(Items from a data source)
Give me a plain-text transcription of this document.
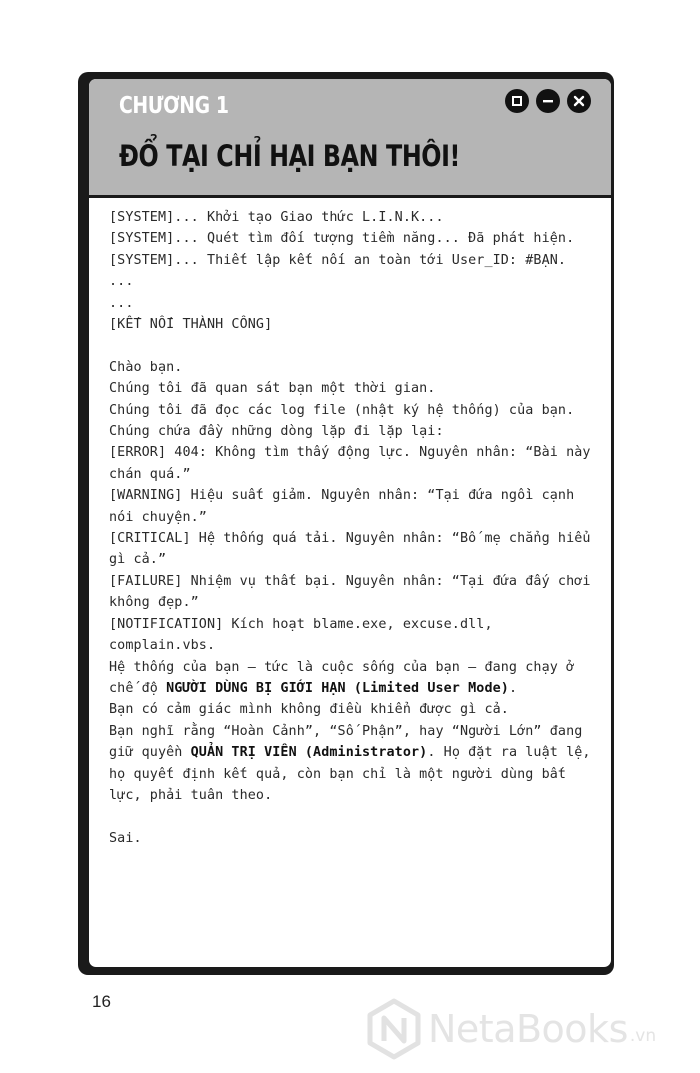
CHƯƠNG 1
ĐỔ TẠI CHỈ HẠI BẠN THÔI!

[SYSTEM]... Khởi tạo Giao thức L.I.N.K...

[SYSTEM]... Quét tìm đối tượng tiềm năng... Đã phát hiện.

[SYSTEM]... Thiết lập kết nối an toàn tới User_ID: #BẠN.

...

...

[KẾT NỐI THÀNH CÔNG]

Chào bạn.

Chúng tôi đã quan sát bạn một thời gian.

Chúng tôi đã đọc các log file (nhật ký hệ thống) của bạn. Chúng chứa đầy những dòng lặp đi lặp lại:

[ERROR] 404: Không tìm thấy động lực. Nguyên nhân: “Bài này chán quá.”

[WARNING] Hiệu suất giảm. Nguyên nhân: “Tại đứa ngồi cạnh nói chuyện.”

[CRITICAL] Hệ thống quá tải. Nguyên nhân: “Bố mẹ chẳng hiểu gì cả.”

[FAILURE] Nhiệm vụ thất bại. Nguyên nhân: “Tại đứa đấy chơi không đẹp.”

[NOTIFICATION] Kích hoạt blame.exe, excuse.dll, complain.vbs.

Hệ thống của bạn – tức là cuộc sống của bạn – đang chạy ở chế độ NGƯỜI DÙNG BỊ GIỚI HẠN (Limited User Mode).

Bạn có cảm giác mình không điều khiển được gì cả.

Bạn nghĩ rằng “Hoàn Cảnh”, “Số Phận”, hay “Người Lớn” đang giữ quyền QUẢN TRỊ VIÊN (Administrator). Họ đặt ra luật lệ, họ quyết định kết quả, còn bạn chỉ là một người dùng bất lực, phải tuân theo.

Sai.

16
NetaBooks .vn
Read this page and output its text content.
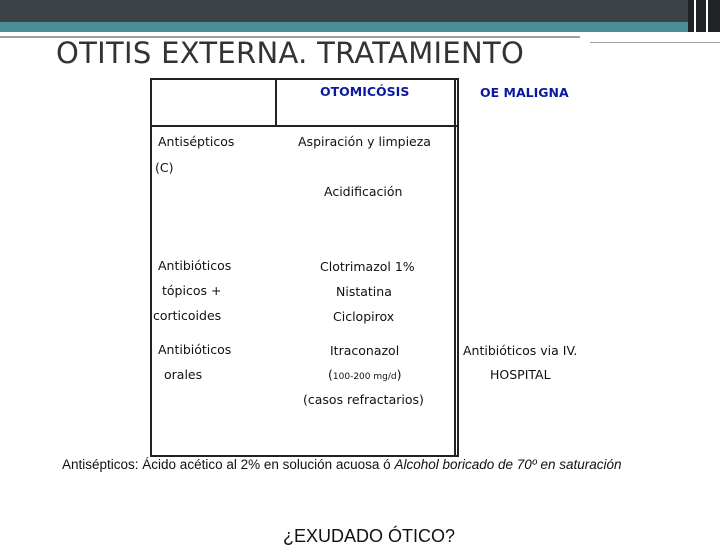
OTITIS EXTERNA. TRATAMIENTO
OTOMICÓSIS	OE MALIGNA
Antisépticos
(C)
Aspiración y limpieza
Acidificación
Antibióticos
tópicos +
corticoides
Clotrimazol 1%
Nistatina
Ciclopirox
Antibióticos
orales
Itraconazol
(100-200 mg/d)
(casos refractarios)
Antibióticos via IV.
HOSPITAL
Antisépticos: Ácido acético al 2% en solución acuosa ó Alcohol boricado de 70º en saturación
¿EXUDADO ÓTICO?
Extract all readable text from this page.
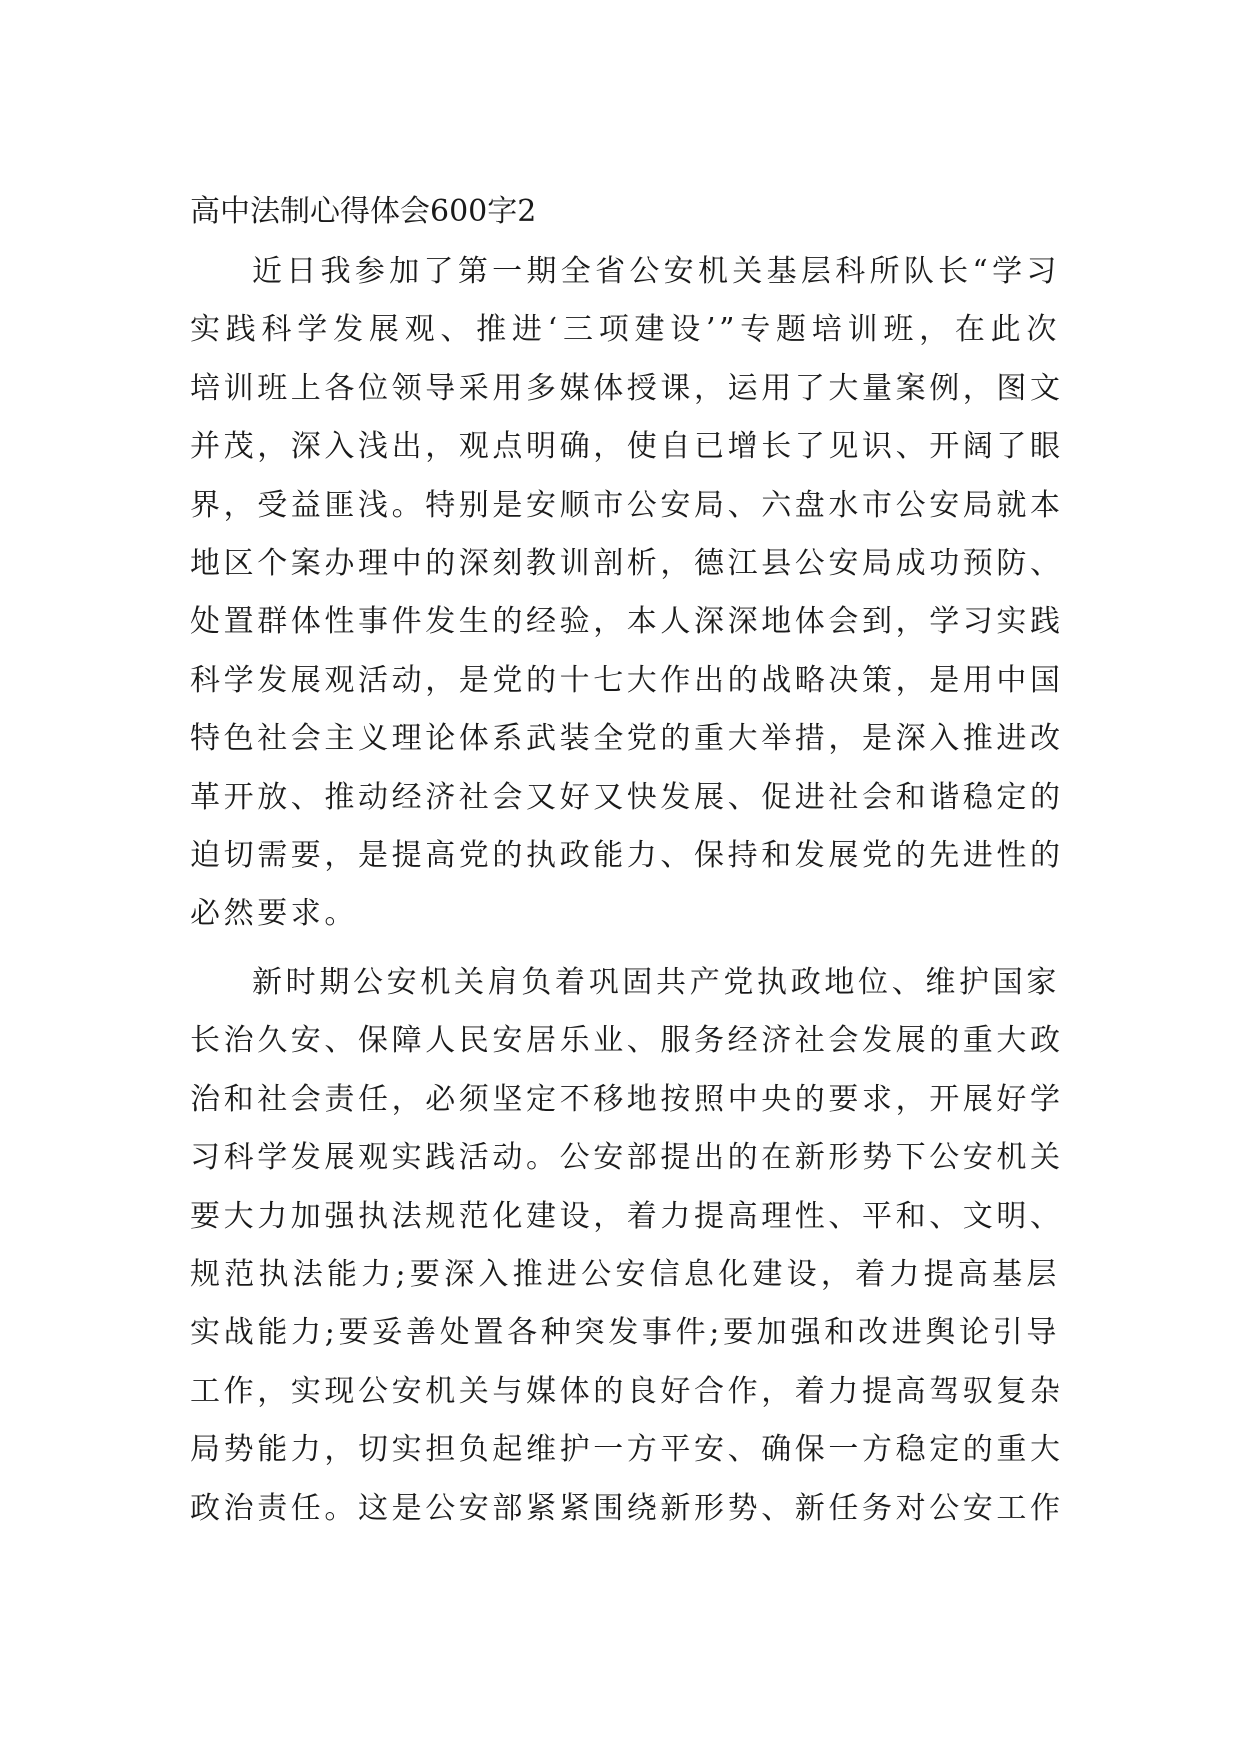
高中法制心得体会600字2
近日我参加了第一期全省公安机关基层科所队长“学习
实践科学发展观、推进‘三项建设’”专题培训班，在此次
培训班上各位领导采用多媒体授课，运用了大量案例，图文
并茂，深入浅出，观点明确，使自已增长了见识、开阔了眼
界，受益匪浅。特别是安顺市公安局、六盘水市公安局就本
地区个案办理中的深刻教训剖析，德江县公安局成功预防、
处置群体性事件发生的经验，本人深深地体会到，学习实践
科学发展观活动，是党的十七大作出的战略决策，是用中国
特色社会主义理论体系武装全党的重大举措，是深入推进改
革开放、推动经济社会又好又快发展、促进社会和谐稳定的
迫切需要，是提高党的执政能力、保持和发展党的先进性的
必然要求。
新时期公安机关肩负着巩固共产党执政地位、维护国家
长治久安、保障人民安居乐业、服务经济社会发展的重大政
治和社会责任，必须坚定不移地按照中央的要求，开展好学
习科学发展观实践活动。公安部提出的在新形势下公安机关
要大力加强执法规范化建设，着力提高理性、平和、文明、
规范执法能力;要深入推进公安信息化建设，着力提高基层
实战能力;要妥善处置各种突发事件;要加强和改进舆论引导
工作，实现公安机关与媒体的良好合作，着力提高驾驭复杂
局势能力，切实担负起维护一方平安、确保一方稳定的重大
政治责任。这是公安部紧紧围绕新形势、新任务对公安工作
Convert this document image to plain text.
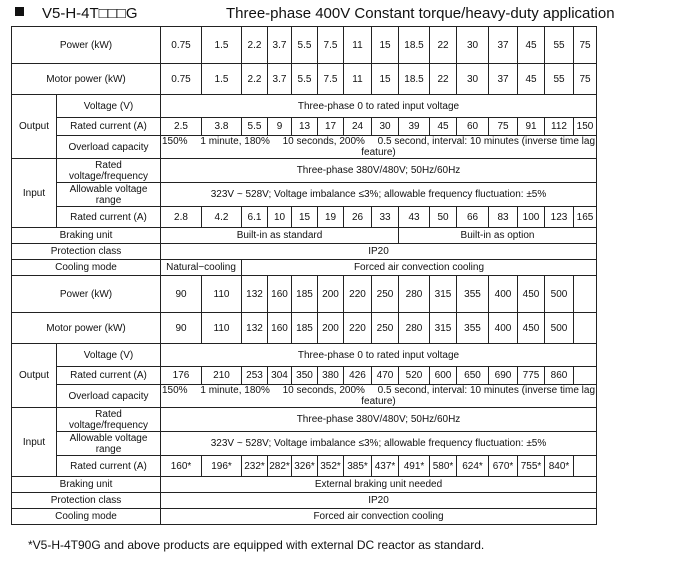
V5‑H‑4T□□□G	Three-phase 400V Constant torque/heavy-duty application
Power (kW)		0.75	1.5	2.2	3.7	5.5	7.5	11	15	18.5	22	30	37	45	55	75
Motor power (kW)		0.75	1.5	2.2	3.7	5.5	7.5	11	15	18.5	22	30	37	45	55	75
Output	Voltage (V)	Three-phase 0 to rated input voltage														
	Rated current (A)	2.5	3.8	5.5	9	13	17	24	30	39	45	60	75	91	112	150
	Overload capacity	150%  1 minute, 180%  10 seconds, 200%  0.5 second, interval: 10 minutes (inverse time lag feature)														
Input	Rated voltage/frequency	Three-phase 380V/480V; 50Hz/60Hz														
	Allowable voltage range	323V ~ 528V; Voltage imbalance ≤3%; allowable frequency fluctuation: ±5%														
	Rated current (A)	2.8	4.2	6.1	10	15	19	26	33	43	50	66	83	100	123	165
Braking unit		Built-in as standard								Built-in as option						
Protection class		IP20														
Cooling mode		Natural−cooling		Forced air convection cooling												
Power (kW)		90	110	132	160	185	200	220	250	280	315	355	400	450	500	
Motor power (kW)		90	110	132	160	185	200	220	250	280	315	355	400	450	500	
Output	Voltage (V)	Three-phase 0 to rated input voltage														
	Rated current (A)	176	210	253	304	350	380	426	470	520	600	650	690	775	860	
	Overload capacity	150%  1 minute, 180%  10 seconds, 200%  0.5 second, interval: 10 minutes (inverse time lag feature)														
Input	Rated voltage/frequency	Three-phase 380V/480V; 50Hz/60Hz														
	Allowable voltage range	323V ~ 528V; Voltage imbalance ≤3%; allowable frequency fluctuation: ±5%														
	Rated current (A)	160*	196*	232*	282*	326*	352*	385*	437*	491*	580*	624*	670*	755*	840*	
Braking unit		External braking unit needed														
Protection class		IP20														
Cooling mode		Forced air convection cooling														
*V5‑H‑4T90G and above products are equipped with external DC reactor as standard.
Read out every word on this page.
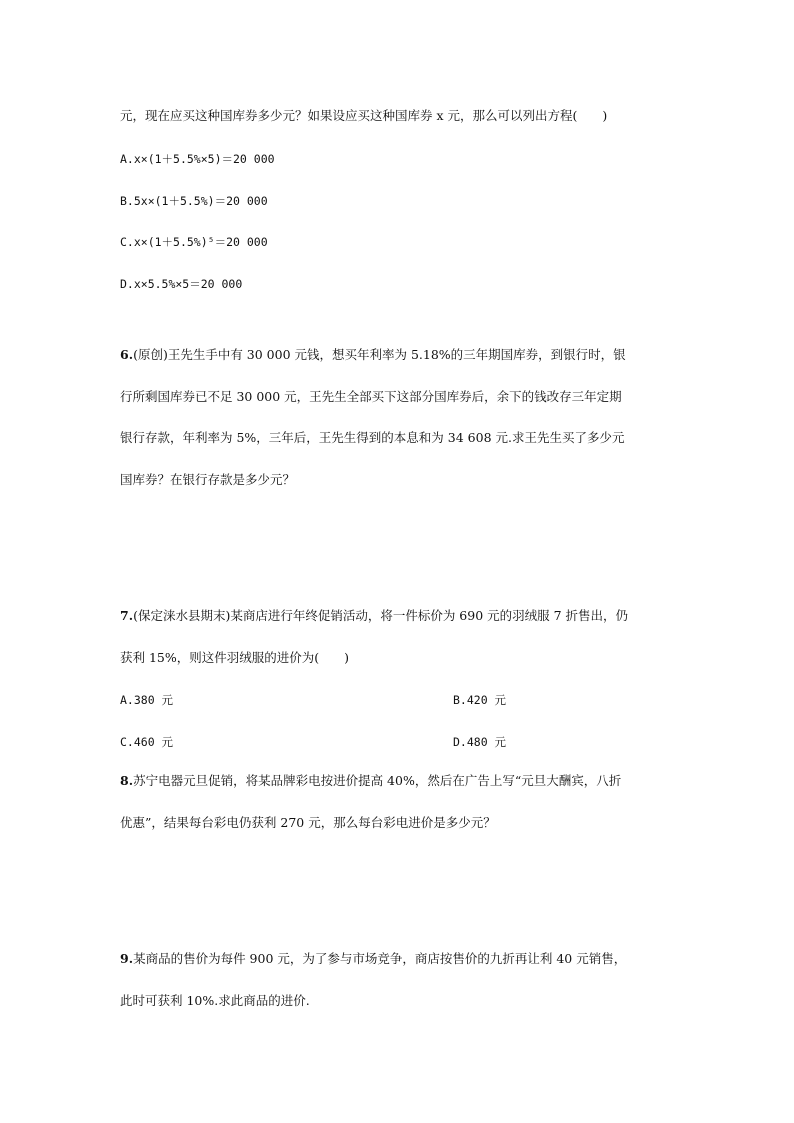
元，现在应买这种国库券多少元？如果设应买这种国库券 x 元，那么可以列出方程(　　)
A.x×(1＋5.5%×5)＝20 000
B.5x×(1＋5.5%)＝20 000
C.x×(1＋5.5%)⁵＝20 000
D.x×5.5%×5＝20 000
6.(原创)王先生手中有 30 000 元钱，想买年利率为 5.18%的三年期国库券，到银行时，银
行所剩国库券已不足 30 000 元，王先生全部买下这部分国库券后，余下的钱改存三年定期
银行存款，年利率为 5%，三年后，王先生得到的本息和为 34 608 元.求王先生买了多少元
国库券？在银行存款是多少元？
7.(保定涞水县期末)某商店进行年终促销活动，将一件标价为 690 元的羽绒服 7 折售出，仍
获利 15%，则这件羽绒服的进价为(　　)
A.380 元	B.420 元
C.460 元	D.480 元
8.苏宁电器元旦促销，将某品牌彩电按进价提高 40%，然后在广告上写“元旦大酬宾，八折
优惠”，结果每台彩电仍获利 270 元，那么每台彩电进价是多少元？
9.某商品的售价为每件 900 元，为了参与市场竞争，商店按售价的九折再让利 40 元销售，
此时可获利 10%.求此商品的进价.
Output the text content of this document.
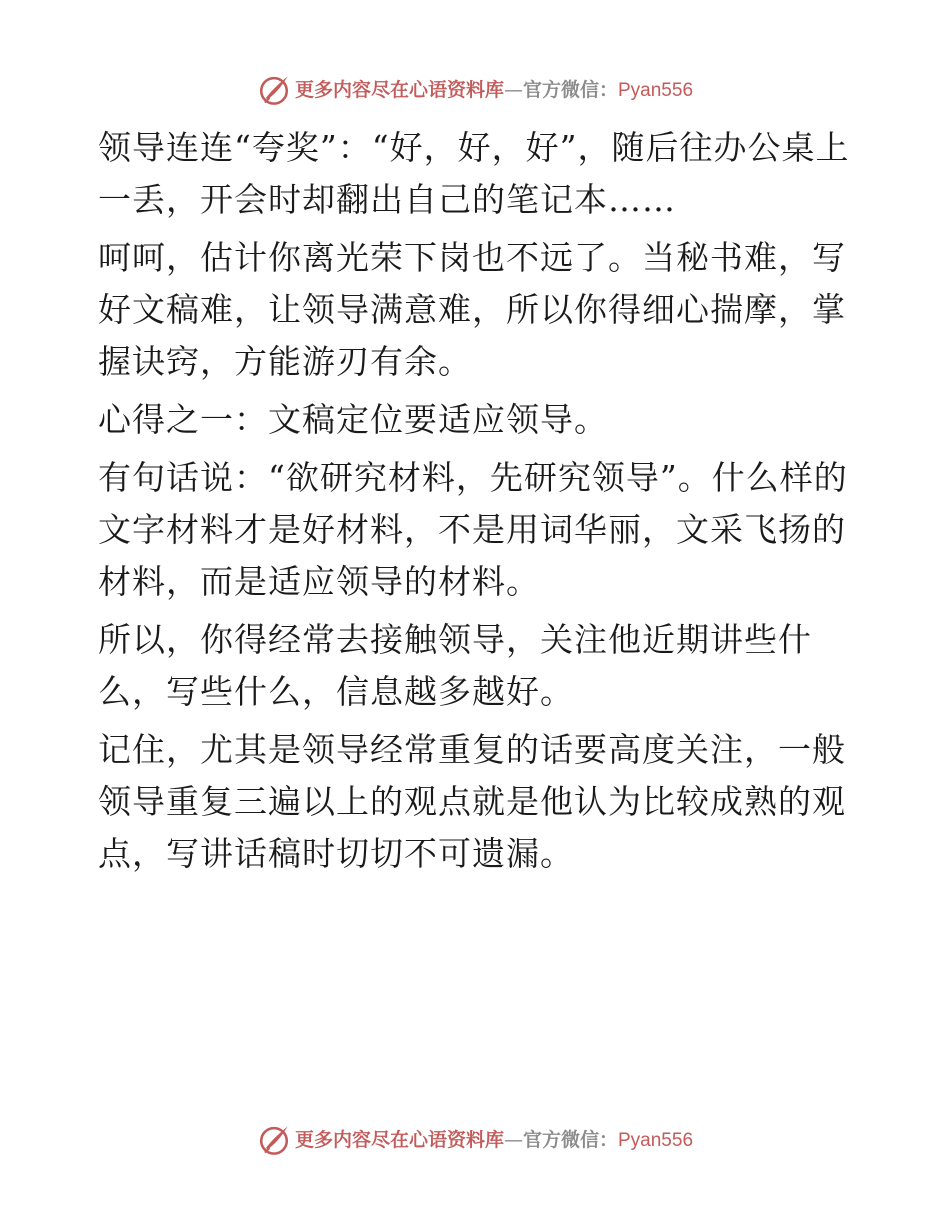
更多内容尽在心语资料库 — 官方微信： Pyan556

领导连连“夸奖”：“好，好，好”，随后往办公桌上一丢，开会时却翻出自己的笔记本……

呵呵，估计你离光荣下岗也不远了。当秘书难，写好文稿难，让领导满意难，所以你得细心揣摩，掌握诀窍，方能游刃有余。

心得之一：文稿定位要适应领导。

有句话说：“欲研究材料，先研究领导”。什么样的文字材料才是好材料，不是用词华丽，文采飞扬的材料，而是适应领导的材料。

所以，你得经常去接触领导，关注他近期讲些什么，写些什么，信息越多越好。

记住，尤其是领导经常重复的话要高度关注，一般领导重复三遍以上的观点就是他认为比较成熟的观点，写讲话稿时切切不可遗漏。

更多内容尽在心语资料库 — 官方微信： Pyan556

(STATED GOAL)
Scan the material above for the string "document" and report each line where you find it.

(EXERCISE SOLUTION)
Give me a plain-text transcription of this document.
Convert this document image to plain text.
Output the text content of this document.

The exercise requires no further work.